══ Records to use ══

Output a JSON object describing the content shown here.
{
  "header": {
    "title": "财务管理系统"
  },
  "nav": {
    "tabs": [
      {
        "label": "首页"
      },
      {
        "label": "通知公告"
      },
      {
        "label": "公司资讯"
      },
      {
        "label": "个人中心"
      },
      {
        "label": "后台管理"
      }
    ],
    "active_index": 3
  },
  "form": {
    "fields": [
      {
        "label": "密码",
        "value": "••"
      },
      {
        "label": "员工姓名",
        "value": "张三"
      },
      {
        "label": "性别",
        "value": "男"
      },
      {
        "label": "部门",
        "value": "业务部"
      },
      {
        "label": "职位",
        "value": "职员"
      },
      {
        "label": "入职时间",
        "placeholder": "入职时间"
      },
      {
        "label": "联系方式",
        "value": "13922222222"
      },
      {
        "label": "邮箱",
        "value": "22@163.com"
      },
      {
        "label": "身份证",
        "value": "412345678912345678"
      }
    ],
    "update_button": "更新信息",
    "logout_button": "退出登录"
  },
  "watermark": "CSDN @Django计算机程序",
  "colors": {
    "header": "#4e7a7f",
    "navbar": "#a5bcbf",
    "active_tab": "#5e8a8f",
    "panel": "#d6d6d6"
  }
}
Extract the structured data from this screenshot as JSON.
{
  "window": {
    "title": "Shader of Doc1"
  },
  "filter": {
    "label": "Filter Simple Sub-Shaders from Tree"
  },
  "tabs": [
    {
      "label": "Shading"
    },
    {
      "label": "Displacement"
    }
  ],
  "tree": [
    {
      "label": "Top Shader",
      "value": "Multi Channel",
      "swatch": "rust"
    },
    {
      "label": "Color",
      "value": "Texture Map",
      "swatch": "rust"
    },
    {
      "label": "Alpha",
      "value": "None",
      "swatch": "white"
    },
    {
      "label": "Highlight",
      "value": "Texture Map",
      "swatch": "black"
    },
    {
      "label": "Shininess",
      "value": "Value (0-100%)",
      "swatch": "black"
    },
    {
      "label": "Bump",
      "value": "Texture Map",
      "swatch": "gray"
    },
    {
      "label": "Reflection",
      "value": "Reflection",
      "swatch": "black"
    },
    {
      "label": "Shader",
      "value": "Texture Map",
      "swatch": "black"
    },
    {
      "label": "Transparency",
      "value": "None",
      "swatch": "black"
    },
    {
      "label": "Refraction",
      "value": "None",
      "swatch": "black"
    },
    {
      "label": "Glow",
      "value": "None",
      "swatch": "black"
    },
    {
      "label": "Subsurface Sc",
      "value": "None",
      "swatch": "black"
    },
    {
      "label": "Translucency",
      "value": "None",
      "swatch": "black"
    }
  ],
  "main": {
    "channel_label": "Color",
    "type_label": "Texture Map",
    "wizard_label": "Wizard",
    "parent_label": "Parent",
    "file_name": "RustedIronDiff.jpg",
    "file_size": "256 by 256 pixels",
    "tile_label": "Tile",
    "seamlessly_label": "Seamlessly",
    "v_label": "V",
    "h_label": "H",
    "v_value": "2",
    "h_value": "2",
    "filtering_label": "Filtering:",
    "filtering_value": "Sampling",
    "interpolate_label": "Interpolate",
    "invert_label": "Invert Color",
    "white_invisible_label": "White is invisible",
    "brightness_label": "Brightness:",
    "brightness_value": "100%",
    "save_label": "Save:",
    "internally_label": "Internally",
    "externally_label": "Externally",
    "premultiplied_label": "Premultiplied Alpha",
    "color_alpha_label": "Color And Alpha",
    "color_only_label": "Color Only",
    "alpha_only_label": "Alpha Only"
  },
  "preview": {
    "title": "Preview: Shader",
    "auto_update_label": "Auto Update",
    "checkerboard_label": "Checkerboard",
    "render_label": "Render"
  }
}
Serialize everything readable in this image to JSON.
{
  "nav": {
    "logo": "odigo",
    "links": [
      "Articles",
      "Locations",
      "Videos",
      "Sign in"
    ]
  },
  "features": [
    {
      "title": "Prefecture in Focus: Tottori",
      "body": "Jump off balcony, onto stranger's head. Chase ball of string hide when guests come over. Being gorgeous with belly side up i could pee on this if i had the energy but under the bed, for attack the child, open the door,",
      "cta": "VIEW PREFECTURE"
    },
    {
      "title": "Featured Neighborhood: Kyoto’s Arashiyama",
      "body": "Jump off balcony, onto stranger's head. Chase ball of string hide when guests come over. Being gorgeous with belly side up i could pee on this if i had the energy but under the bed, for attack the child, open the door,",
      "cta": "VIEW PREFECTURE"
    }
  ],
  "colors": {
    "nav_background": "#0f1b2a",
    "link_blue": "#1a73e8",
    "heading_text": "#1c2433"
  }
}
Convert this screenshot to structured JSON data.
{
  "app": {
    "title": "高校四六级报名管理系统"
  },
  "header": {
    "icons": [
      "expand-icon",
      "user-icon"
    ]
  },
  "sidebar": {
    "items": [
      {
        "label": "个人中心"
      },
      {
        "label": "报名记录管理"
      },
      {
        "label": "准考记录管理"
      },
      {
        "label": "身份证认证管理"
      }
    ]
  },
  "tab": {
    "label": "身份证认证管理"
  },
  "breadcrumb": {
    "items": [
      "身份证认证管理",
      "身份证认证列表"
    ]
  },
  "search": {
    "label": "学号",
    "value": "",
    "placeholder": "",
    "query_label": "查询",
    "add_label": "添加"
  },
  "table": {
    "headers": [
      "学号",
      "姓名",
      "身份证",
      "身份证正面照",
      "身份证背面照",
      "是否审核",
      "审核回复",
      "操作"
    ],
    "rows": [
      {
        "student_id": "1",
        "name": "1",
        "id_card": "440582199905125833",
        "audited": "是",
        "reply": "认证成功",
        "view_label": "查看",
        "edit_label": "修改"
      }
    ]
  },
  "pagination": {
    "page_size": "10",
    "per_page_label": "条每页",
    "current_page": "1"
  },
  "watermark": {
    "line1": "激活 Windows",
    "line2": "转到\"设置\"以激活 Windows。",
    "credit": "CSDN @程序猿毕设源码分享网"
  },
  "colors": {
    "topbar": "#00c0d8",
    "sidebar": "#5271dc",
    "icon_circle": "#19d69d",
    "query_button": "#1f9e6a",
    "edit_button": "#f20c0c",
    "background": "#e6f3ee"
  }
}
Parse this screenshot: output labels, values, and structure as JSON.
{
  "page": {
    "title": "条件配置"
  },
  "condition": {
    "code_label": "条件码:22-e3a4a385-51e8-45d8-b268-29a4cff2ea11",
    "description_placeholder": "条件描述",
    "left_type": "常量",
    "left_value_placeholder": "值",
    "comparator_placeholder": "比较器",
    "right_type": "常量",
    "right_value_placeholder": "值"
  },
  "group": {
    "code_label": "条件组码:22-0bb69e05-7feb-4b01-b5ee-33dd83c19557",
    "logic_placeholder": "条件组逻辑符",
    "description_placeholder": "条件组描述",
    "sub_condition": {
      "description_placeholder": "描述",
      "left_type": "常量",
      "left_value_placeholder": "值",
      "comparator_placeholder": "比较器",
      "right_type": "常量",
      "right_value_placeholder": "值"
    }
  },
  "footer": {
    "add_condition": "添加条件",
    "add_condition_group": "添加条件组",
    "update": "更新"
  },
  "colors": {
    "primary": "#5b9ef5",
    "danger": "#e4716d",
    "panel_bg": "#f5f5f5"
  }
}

═══

**Task brief**: Repeat precisely the lines of the data starting at the one containing "Parse this screenshot: output", last line included.

**Answer below**:
Parse this screenshot: output labels, values, and structure as JSON.
{
  "page": {
    "title": "条件配置"
  },
  "condition": {
    "code_label": "条件码:22-e3a4a385-51e8-45d8-b268-29a4cff2ea11",
    "description_placeholder": "条件描述",
    "left_type": "常量",
    "left_value_placeholder": "值",
    "comparator_placeholder": "比较器",
    "right_type": "常量",
    "right_value_placeholder": "值"
  },
  "group": {
    "code_label": "条件组码:22-0bb69e05-7feb-4b01-b5ee-33dd83c19557",
    "logic_placeholder": "条件组逻辑符",
    "description_placeholder": "条件组描述",
    "sub_condition": {
      "description_placeholder": "描述",
      "left_type": "常量",
      "left_value_placeholder": "值",
      "comparator_placeholder": "比较器",
      "right_type": "常量",
      "right_value_placeholder": "值"
    }
  },
  "footer": {
    "add_condition": "添加条件",
    "add_condition_group": "添加条件组",
    "update": "更新"
  },
  "colors": {
    "primary": "#5b9ef5",
    "danger": "#e4716d",
    "panel_bg": "#f5f5f5"
  }
}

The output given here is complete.